(AIM):
Return the listing word for word, as given.

(RECORDS PROVIDED):
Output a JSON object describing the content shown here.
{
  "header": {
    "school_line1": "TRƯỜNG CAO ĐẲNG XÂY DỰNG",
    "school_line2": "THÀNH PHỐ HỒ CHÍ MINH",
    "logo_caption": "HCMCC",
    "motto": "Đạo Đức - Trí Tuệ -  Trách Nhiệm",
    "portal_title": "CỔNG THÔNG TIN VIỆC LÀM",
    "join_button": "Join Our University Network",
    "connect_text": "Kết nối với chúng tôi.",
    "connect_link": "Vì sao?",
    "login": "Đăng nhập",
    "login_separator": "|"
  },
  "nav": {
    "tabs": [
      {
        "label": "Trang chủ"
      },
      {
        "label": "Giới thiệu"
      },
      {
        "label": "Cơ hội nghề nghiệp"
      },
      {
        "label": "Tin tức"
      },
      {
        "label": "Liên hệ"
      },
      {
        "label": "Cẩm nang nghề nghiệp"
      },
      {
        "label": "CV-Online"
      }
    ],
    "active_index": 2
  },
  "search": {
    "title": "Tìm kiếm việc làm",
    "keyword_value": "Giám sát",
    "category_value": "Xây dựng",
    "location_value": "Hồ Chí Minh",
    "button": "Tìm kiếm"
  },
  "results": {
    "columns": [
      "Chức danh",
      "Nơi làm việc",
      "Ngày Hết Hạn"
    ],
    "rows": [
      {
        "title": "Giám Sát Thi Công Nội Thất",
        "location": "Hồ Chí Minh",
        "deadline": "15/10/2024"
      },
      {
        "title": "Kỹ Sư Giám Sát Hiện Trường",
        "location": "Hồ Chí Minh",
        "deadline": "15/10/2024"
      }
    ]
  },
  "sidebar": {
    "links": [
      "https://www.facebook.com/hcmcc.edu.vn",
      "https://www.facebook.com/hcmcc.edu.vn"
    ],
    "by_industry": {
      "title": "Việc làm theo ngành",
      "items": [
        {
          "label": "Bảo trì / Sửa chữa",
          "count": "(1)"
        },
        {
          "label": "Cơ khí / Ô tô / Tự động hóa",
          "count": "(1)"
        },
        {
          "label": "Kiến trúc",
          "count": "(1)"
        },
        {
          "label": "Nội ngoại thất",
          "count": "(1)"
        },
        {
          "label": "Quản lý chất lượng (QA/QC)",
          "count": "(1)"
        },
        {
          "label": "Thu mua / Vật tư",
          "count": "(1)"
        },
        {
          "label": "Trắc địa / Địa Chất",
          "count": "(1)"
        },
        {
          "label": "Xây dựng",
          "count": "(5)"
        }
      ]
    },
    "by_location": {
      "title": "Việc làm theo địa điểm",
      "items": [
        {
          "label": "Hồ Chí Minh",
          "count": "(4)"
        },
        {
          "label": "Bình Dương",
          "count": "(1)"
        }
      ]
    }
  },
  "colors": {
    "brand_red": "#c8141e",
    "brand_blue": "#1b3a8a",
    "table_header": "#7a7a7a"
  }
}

(ANSWER TO THIS EXERCISE):
Output a JSON object describing the content shown here.
{
  "header": {
    "school_line1": "TRƯỜNG CAO ĐẲNG XÂY DỰNG",
    "school_line2": "THÀNH PHỐ HỒ CHÍ MINH",
    "logo_caption": "HCMCC",
    "motto": "Đạo Đức - Trí Tuệ -  Trách Nhiệm",
    "portal_title": "CỔNG THÔNG TIN VIỆC LÀM",
    "join_button": "Join Our University Network",
    "connect_text": "Kết nối với chúng tôi.",
    "connect_link": "Vì sao?",
    "login": "Đăng nhập",
    "login_separator": "|"
  },
  "nav": {
    "tabs": [
      {
        "label": "Trang chủ"
      },
      {
        "label": "Giới thiệu"
      },
      {
        "label": "Cơ hội nghề nghiệp"
      },
      {
        "label": "Tin tức"
      },
      {
        "label": "Liên hệ"
      },
      {
        "label": "Cẩm nang nghề nghiệp"
      },
      {
        "label": "CV-Online"
      }
    ],
    "active_index": 2
  },
  "search": {
    "title": "Tìm kiếm việc làm",
    "keyword_value": "Giám sát",
    "category_value": "Xây dựng",
    "location_value": "Hồ Chí Minh",
    "button": "Tìm kiếm"
  },
  "results": {
    "columns": [
      "Chức danh",
      "Nơi làm việc",
      "Ngày Hết Hạn"
    ],
    "rows": [
      {
        "title": "Giám Sát Thi Công Nội Thất",
        "location": "Hồ Chí Minh",
        "deadline": "15/10/2024"
      },
      {
        "title": "Kỹ Sư Giám Sát Hiện Trường",
        "location": "Hồ Chí Minh",
        "deadline": "15/10/2024"
      }
    ]
  },
  "sidebar": {
    "links": [
      "https://www.facebook.com/hcmcc.edu.vn",
      "https://www.facebook.com/hcmcc.edu.vn"
    ],
    "by_industry": {
      "title": "Việc làm theo ngành",
      "items": [
        {
          "label": "Bảo trì / Sửa chữa",
          "count": "(1)"
        },
        {
          "label": "Cơ khí / Ô tô / Tự động hóa",
          "count": "(1)"
        },
        {
          "label": "Kiến trúc",
          "count": "(1)"
        },
        {
          "label": "Nội ngoại thất",
          "count": "(1)"
        },
        {
          "label": "Quản lý chất lượng (QA/QC)",
          "count": "(1)"
        },
        {
          "label": "Thu mua / Vật tư",
          "count": "(1)"
        },
        {
          "label": "Trắc địa / Địa Chất",
          "count": "(1)"
        },
        {
          "label": "Xây dựng",
          "count": "(5)"
        }
      ]
    },
    "by_location": {
      "title": "Việc làm theo địa điểm",
      "items": [
        {
          "label": "Hồ Chí Minh",
          "count": "(4)"
        },
        {
          "label": "Bình Dương",
          "count": "(1)"
        }
      ]
    }
  },
  "colors": {
    "brand_red": "#c8141e",
    "brand_blue": "#1b3a8a",
    "table_header": "#7a7a7a"
  }
}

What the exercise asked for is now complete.